* Begin *
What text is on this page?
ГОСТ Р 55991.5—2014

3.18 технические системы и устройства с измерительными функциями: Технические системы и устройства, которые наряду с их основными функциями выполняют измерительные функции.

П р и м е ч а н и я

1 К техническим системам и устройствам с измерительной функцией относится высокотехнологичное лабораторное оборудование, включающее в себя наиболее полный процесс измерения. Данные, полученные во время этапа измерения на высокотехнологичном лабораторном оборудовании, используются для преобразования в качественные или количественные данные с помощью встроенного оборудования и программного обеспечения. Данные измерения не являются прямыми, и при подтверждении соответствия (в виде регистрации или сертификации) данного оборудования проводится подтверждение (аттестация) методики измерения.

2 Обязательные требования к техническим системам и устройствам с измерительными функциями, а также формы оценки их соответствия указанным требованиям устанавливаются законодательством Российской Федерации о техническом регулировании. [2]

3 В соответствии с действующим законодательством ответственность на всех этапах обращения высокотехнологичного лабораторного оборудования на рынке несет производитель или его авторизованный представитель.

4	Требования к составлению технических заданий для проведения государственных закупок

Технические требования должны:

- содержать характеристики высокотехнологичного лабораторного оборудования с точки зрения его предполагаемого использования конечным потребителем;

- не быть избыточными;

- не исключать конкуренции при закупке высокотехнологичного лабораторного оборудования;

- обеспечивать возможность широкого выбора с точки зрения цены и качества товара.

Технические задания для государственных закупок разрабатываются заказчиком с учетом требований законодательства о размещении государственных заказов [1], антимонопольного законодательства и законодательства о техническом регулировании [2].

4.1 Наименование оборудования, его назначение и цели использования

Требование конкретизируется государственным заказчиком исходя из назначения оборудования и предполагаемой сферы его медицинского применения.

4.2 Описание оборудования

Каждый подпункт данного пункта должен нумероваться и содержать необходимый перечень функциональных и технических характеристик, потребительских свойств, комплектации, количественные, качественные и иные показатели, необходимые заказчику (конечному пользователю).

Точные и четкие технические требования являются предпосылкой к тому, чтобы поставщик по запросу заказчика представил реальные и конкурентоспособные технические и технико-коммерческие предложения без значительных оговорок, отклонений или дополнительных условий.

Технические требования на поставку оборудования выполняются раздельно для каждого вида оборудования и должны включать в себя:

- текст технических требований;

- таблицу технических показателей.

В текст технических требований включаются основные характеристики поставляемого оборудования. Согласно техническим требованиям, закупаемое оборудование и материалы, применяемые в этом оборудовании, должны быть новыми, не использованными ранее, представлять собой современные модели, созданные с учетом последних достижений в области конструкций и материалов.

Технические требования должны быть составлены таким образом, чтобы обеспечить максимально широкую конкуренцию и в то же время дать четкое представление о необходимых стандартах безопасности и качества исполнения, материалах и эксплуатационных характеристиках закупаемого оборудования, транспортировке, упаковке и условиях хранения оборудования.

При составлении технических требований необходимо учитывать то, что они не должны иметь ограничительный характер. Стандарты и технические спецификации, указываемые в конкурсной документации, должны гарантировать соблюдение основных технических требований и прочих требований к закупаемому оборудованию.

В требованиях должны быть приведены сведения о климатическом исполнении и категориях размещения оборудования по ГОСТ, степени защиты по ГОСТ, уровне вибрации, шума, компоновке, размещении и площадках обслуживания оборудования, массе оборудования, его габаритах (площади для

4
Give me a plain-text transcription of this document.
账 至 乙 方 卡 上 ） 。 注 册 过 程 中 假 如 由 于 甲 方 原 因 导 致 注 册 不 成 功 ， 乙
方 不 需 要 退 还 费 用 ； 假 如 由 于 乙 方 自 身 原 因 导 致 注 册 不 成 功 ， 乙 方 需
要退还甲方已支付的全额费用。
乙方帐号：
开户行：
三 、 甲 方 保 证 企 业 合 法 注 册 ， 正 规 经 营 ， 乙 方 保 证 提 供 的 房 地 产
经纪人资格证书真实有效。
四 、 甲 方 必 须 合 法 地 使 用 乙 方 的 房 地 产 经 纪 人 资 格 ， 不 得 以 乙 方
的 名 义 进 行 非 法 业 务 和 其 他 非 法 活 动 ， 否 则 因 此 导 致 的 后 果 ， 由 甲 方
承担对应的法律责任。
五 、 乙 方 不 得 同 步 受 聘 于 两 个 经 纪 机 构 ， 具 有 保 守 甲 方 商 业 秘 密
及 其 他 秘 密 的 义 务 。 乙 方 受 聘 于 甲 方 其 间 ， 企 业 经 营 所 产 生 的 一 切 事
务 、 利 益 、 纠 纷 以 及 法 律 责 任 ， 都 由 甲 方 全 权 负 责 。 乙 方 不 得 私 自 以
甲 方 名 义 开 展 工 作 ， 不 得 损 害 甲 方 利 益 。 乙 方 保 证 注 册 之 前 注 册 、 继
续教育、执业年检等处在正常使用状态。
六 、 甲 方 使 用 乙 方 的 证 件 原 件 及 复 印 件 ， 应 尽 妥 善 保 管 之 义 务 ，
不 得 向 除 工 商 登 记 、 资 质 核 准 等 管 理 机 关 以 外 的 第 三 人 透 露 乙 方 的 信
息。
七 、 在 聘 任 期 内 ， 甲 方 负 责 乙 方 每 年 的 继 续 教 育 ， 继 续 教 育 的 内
* End *
Brief: Your task is to give the records above again, exactly.

Written reply:
What text is on this page?
ГОСТ Р 55991.5—2014

3.18 технические системы и устройства с измерительными функциями: Технические системы и устройства, которые наряду с их основными функциями выполняют измерительные функции.

П р и м е ч а н и я

1 К техническим системам и устройствам с измерительной функцией относится высокотехнологичное лабораторное оборудование, включающее в себя наиболее полный процесс измерения. Данные, полученные во время этапа измерения на высокотехнологичном лабораторном оборудовании, используются для преобразования в качественные или количественные данные с помощью встроенного оборудования и программного обеспечения. Данные измерения не являются прямыми, и при подтверждении соответствия (в виде регистрации или сертификации) данного оборудования проводится подтверждение (аттестация) методики измерения.

2 Обязательные требования к техническим системам и устройствам с измерительными функциями, а также формы оценки их соответствия указанным требованиям устанавливаются законодательством Российской Федерации о техническом регулировании. [2]

3 В соответствии с действующим законодательством ответственность на всех этапах обращения высокотехнологичного лабораторного оборудования на рынке несет производитель или его авторизованный представитель.

4	Требования к составлению технических заданий для проведения государственных закупок

Технические требования должны:

- содержать характеристики высокотехнологичного лабораторного оборудования с точки зрения его предполагаемого использования конечным потребителем;

- не быть избыточными;

- не исключать конкуренции при закупке высокотехнологичного лабораторного оборудования;

- обеспечивать возможность широкого выбора с точки зрения цены и качества товара.

Технические задания для государственных закупок разрабатываются заказчиком с учетом требований законодательства о размещении государственных заказов [1], антимонопольного законодательства и законодательства о техническом регулировании [2].

4.1 Наименование оборудования, его назначение и цели использования

Требование конкретизируется государственным заказчиком исходя из назначения оборудования и предполагаемой сферы его медицинского применения.

4.2 Описание оборудования

Каждый подпункт данного пункта должен нумероваться и содержать необходимый перечень функциональных и технических характеристик, потребительских свойств, комплектации, количественные, качественные и иные показатели, необходимые заказчику (конечному пользователю).

Точные и четкие технические требования являются предпосылкой к тому, чтобы поставщик по запросу заказчика представил реальные и конкурентоспособные технические и технико-коммерческие предложения без значительных оговорок, отклонений или дополнительных условий.

Технические требования на поставку оборудования выполняются раздельно для каждого вида оборудования и должны включать в себя:

- текст технических требований;

- таблицу технических показателей.

В текст технических требований включаются основные характеристики поставляемого оборудования. Согласно техническим требованиям, закупаемое оборудование и материалы, применяемые в этом оборудовании, должны быть новыми, не использованными ранее, представлять собой современные модели, созданные с учетом последних достижений в области конструкций и материалов.

Технические требования должны быть составлены таким образом, чтобы обеспечить максимально широкую конкуренцию и в то же время дать четкое представление о необходимых стандартах безопасности и качества исполнения, материалах и эксплуатационных характеристиках закупаемого оборудования, транспортировке, упаковке и условиях хранения оборудования.

При составлении технических требований необходимо учитывать то, что они не должны иметь ограничительный характер. Стандарты и технические спецификации, указываемые в конкурсной документации, должны гарантировать соблюдение основных технических требований и прочих требований к закупаемому оборудованию.

В требованиях должны быть приведены сведения о климатическом исполнении и категориях размещения оборудования по ГОСТ, степени защиты по ГОСТ, уровне вибрации, шума, компоновке, размещении и площадках обслуживания оборудования, массе оборудования, его габаритах (площади для

4
Give me a plain-text transcription of this document.
账 至 乙 方 卡 上 ） 。 注 册 过 程 中 假 如 由 于 甲 方 原 因 导 致 注 册 不 成 功 ， 乙
方 不 需 要 退 还 费 用 ； 假 如 由 于 乙 方 自 身 原 因 导 致 注 册 不 成 功 ， 乙 方 需
要退还甲方已支付的全额费用。
乙方帐号：
开户行：
三 、 甲 方 保 证 企 业 合 法 注 册 ， 正 规 经 营 ， 乙 方 保 证 提 供 的 房 地 产
经纪人资格证书真实有效。
四 、 甲 方 必 须 合 法 地 使 用 乙 方 的 房 地 产 经 纪 人 资 格 ， 不 得 以 乙 方
的 名 义 进 行 非 法 业 务 和 其 他 非 法 活 动 ， 否 则 因 此 导 致 的 后 果 ， 由 甲 方
承担对应的法律责任。
五 、 乙 方 不 得 同 步 受 聘 于 两 个 经 纪 机 构 ， 具 有 保 守 甲 方 商 业 秘 密
及 其 他 秘 密 的 义 务 。 乙 方 受 聘 于 甲 方 其 间 ， 企 业 经 营 所 产 生 的 一 切 事
务 、 利 益 、 纠 纷 以 及 法 律 责 任 ， 都 由 甲 方 全 权 负 责 。 乙 方 不 得 私 自 以
甲 方 名 义 开 展 工 作 ， 不 得 损 害 甲 方 利 益 。 乙 方 保 证 注 册 之 前 注 册 、 继
续教育、执业年检等处在正常使用状态。
六 、 甲 方 使 用 乙 方 的 证 件 原 件 及 复 印 件 ， 应 尽 妥 善 保 管 之 义 务 ，
不 得 向 除 工 商 登 记 、 资 质 核 准 等 管 理 机 关 以 外 的 第 三 人 透 露 乙 方 的 信
息。
七 、 在 聘 任 期 内 ， 甲 方 负 责 乙 方 每 年 的 继 续 教 育 ， 继 续 教 育 的 内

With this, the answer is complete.